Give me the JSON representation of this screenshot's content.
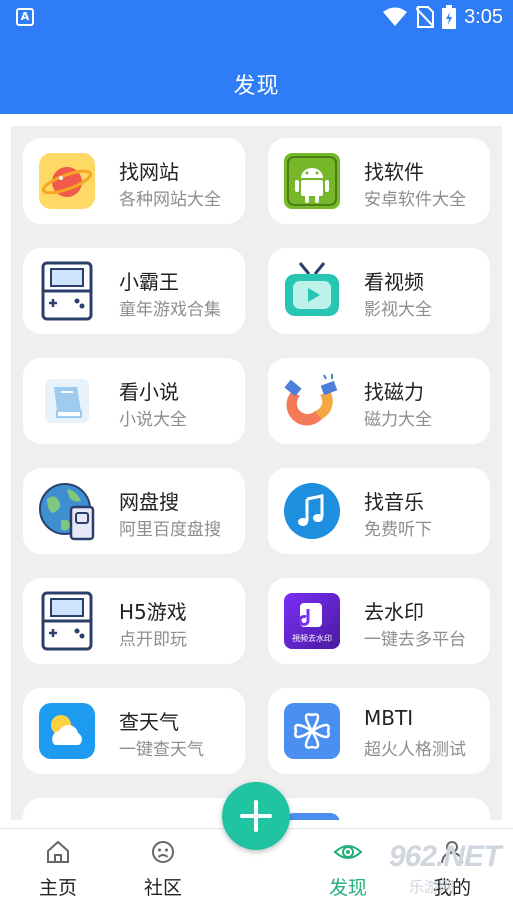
{
  "status_bar": {
    "time": "3:05",
    "app_glyph": "A"
  },
  "header": {
    "title": "发现"
  },
  "cards": [
    {
      "name": "找网站",
      "desc": "各种网站大全",
      "icon": "planet-icon"
    },
    {
      "name": "找软件",
      "desc": "安卓软件大全",
      "icon": "android-icon"
    },
    {
      "name": "小霸王",
      "desc": "童年游戏合集",
      "icon": "game-console-icon"
    },
    {
      "name": "看视频",
      "desc": "影视大全",
      "icon": "tv-icon"
    },
    {
      "name": "看小说",
      "desc": "小说大全",
      "icon": "book-icon"
    },
    {
      "name": "找磁力",
      "desc": "磁力大全",
      "icon": "magnet-icon"
    },
    {
      "name": "网盘搜",
      "desc": "阿里百度盘搜",
      "icon": "globe-disk-icon"
    },
    {
      "name": "找音乐",
      "desc": "免费听下",
      "icon": "music-icon"
    },
    {
      "name": "H5游戏",
      "desc": "点开即玩",
      "icon": "game-console-icon"
    },
    {
      "name": "去水印",
      "desc": "一键去多平台",
      "icon": "watermark-icon",
      "icon_text": "視频去水印"
    },
    {
      "name": "查天气",
      "desc": "一键查天气",
      "icon": "weather-icon"
    },
    {
      "name": "MBTI",
      "desc": "超火人格测试",
      "icon": "clover-icon"
    }
  ],
  "tabs": [
    {
      "label": "主页",
      "icon": "home-icon"
    },
    {
      "label": "社区",
      "icon": "smiley-icon"
    },
    {
      "label": "发现",
      "icon": "eye-icon",
      "active": true
    },
    {
      "label": "我的",
      "icon": "user-icon"
    }
  ],
  "watermark": {
    "number": "962.NET",
    "site": "乐游网"
  },
  "colors": {
    "primary": "#2f7df6",
    "fab": "#20c4a0",
    "active_tab": "#22b07a"
  }
}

Goal: All of the entries above should be duplicated exactly, except for the pictures.

Full solution:
Give me the JSON representation of this screenshot's content.
{
  "status_bar": {
    "time": "3:05",
    "app_glyph": "A"
  },
  "header": {
    "title": "发现"
  },
  "cards": [
    {
      "name": "找网站",
      "desc": "各种网站大全",
      "icon": "planet-icon"
    },
    {
      "name": "找软件",
      "desc": "安卓软件大全",
      "icon": "android-icon"
    },
    {
      "name": "小霸王",
      "desc": "童年游戏合集",
      "icon": "game-console-icon"
    },
    {
      "name": "看视频",
      "desc": "影视大全",
      "icon": "tv-icon"
    },
    {
      "name": "看小说",
      "desc": "小说大全",
      "icon": "book-icon"
    },
    {
      "name": "找磁力",
      "desc": "磁力大全",
      "icon": "magnet-icon"
    },
    {
      "name": "网盘搜",
      "desc": "阿里百度盘搜",
      "icon": "globe-disk-icon"
    },
    {
      "name": "找音乐",
      "desc": "免费听下",
      "icon": "music-icon"
    },
    {
      "name": "H5游戏",
      "desc": "点开即玩",
      "icon": "game-console-icon"
    },
    {
      "name": "去水印",
      "desc": "一键去多平台",
      "icon": "watermark-icon",
      "icon_text": "視频去水印"
    },
    {
      "name": "查天气",
      "desc": "一键查天气",
      "icon": "weather-icon"
    },
    {
      "name": "MBTI",
      "desc": "超火人格测试",
      "icon": "clover-icon"
    }
  ],
  "tabs": [
    {
      "label": "主页",
      "icon": "home-icon"
    },
    {
      "label": "社区",
      "icon": "smiley-icon"
    },
    {
      "label": "发现",
      "icon": "eye-icon",
      "active": true
    },
    {
      "label": "我的",
      "icon": "user-icon"
    }
  ],
  "watermark": {
    "number": "962.NET",
    "site": "乐游网"
  },
  "colors": {
    "primary": "#2f7df6",
    "fab": "#20c4a0",
    "active_tab": "#22b07a"
  }
}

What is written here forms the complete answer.